+++ DATASET RECORDS
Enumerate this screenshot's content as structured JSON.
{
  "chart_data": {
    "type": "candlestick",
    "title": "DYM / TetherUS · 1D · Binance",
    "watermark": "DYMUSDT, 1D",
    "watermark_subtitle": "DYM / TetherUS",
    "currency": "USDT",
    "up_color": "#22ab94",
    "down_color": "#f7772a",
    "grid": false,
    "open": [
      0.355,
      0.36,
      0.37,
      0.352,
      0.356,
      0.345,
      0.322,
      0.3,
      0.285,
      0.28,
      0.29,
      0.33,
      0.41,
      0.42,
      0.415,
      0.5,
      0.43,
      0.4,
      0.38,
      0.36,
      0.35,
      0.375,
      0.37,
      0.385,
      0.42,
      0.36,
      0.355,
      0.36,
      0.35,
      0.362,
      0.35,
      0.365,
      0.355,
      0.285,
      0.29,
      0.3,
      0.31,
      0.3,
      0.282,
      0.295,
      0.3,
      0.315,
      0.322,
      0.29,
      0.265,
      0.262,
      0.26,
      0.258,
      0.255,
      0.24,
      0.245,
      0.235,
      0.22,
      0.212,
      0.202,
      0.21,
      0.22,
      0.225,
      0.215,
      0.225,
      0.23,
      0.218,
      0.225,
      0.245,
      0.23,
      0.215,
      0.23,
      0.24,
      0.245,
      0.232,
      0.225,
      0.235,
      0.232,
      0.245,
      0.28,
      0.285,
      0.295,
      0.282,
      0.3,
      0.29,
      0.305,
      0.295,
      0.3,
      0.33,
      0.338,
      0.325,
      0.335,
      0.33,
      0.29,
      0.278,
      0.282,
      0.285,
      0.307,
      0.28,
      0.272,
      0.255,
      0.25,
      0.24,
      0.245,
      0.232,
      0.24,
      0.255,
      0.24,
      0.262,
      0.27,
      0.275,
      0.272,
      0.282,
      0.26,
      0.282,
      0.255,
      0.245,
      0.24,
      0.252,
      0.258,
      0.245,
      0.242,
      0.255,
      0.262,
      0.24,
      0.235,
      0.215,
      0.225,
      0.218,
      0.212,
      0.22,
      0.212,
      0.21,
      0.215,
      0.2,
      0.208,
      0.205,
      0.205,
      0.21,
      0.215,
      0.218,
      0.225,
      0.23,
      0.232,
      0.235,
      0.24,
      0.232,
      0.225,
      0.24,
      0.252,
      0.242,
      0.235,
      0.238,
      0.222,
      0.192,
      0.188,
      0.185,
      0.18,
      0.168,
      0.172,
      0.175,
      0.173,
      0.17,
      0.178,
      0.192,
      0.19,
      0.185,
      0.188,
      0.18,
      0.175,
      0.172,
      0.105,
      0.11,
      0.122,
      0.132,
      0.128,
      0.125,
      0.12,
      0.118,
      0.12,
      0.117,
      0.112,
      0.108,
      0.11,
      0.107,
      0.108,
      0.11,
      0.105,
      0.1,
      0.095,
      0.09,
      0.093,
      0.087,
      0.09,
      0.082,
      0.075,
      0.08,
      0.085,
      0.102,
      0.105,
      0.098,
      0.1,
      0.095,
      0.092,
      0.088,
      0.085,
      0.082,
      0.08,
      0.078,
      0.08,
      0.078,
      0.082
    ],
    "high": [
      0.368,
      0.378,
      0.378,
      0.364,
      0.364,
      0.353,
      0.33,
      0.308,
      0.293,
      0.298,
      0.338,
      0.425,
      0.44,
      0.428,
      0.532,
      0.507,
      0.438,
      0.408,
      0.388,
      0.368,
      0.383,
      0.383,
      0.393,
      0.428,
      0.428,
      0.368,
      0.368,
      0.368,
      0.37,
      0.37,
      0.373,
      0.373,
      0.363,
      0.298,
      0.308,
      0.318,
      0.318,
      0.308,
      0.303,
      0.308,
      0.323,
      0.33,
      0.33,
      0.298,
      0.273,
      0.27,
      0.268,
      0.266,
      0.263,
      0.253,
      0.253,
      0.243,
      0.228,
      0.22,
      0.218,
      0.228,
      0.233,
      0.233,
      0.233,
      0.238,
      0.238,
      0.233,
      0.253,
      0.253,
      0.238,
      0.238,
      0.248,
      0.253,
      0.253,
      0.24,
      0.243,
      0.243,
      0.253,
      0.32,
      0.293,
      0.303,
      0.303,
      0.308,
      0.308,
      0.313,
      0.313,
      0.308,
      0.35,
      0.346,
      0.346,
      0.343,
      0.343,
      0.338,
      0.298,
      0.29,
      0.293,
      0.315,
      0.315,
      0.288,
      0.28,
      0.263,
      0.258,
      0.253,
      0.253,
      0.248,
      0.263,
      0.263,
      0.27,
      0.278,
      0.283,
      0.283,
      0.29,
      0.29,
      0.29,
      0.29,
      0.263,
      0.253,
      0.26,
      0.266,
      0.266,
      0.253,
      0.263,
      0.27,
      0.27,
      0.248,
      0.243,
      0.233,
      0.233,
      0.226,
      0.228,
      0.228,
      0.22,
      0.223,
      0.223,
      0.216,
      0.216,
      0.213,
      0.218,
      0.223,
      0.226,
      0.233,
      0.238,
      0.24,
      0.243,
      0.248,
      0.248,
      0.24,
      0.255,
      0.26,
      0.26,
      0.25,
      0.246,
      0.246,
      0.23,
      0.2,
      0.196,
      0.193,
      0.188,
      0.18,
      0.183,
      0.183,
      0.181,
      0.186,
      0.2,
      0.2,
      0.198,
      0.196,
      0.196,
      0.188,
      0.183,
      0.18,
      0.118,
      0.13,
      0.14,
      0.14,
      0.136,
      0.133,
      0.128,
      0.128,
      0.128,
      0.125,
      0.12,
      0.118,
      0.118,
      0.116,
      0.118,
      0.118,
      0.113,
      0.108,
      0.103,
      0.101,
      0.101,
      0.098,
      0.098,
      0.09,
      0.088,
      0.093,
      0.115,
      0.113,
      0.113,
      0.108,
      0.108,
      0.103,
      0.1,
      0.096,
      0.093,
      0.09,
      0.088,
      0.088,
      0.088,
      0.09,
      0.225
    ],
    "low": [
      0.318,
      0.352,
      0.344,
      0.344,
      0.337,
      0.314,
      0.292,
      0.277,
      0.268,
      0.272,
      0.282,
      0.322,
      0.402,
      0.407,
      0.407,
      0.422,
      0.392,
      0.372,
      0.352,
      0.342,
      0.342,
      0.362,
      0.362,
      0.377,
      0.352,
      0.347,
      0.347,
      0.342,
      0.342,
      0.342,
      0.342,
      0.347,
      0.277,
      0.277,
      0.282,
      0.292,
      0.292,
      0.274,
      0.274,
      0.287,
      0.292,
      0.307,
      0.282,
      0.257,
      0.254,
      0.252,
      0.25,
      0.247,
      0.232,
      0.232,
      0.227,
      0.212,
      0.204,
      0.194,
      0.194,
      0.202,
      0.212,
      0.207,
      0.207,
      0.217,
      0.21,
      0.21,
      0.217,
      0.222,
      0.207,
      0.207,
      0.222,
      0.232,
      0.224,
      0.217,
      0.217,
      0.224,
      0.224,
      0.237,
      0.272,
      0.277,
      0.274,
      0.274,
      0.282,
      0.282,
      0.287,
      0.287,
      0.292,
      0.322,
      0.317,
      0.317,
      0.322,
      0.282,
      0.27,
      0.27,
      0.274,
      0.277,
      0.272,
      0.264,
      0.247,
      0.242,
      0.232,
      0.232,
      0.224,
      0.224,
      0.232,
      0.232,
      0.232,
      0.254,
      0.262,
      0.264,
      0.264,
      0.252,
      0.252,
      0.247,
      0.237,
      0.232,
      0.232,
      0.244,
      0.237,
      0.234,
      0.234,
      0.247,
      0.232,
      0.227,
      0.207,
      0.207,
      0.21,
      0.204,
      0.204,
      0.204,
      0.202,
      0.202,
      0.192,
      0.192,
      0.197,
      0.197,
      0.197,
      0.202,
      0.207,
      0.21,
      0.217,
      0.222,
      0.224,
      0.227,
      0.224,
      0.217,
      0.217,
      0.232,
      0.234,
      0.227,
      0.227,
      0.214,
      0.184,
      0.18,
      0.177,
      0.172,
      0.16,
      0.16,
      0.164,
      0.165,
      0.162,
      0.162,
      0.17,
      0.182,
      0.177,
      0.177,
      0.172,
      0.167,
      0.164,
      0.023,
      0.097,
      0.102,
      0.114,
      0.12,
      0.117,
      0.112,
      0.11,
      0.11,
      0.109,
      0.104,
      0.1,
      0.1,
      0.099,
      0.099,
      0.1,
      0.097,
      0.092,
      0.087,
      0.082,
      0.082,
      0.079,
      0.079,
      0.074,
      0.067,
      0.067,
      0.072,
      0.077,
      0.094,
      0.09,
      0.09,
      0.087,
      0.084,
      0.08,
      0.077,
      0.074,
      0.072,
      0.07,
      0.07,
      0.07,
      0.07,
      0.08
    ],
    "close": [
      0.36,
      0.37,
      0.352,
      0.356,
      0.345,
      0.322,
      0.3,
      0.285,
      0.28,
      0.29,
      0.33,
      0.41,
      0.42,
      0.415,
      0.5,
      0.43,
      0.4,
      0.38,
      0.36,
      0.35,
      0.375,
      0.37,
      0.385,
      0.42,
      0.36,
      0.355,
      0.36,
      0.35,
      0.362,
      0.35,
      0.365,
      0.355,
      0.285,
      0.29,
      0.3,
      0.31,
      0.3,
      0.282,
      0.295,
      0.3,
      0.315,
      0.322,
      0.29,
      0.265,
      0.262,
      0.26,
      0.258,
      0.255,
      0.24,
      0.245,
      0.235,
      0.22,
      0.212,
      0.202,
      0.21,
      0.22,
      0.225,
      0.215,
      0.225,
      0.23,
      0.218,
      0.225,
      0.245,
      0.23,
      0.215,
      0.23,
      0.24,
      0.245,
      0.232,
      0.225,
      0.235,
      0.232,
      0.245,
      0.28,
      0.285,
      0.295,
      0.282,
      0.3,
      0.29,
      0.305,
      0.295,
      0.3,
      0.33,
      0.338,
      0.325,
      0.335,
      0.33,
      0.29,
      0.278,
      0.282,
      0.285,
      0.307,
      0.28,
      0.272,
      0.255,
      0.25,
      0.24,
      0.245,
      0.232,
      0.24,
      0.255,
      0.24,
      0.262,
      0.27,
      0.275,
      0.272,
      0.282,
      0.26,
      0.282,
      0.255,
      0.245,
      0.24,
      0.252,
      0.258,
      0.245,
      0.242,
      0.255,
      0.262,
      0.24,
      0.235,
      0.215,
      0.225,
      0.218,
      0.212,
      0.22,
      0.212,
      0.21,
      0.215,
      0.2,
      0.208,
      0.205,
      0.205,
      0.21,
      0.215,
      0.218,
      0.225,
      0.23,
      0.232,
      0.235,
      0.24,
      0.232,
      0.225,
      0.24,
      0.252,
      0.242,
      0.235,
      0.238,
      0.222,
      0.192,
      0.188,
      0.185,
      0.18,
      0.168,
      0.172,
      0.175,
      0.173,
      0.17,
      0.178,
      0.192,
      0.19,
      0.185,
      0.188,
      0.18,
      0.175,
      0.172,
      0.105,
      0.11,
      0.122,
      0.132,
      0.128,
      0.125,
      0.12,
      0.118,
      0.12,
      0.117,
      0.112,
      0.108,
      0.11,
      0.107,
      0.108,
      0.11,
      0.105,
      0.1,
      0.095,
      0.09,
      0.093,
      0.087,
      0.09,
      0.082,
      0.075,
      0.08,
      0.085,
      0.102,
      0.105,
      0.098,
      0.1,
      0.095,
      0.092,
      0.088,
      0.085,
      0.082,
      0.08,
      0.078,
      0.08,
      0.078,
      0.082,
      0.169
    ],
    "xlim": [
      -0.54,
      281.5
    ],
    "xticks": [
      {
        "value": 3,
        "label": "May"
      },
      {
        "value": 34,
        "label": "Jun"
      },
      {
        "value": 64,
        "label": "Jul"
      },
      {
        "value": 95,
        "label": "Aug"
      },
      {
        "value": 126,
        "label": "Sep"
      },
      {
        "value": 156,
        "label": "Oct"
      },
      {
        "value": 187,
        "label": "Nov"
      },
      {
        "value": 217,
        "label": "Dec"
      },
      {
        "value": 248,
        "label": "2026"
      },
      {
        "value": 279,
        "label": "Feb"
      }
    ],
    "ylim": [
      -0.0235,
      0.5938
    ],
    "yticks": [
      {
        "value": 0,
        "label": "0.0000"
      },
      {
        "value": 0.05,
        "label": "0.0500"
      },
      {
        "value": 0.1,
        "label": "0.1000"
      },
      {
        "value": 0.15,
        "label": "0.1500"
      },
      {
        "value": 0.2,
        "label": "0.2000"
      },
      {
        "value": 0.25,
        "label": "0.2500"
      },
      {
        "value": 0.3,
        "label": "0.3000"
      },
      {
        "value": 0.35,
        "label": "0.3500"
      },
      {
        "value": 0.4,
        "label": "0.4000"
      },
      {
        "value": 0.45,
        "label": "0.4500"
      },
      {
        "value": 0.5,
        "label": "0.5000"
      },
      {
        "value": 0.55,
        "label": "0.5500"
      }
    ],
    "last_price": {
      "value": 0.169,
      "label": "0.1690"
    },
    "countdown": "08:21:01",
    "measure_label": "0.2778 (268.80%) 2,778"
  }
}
++++++
**SET PROBLEM**
Find out how many lines in the listing contain the string "TetherUS". Give the number alone.

**EXERCISE SOLUTION**
2